▶ PROVIDED PASSAGE
# a little strange or sweet?



## Oaklys Dad (Dec 28, 2005)

I'm bad about meeting other peoples dogs and don't mind having a dogs lick my face. My guess is the guy was remembering a dog from his past and Faith was a close match and pulled a few heart strings.


----------



## Dslats (Mar 1, 2007)

oh no, I think it was really sweet! I agree with Oakly's daddy. I still find it very sweet!

Debbie & mason


----------



## TheHooch (May 9, 2007)

Your husband would definitely think I was strange!!! Oh and yes I let the dogs lick me and I kiss them so he would think I was strange there too but I thinks it is sweet he did it.


----------



## Ardeagold (Feb 26, 2007)

I think you just ran into a dog lover. It's sweet, to me. But for people who aren't huge "all pet" lovers........or "all dog" lovers.....they'd think it was strange, for sure!

However, the guy needs to be careful about that. It's a good way to get your face bitten off. I guess he saw how she was being with the kids, and figured she was safe!

▶ STORED DATA
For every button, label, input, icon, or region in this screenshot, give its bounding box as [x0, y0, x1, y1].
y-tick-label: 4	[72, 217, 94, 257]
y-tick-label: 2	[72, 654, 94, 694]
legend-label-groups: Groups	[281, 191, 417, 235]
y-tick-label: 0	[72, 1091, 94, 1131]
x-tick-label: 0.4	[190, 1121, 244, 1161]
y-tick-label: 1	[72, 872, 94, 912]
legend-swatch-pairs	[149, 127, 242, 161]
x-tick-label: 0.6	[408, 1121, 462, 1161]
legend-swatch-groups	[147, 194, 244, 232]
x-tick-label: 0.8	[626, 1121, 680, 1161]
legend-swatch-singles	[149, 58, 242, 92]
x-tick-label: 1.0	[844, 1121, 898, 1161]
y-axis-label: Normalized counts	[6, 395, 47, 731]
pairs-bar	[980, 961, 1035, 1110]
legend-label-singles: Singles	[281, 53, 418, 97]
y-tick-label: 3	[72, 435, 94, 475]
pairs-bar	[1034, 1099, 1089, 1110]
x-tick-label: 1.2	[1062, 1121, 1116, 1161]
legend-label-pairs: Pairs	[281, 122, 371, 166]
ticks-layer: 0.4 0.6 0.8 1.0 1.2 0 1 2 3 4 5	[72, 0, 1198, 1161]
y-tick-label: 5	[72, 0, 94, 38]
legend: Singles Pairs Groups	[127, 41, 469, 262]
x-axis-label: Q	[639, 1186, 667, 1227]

▶ YOUR INSTRUCTIONS
Answer these questions about the forum thread "a little strange or sweet?":
(a) Whom does Dslats say they agree with?
(b) According to Ardeagold, what could happen to the guy because of what he did?
(c) Besides letting the dogs lick them, what else does TheHooch say they do?

▶ RIGHT ANSWER
(a) Oakly's daddy (Oaklys Dad).
(b) He could get his face bitten off.
(c) They kiss the dogs.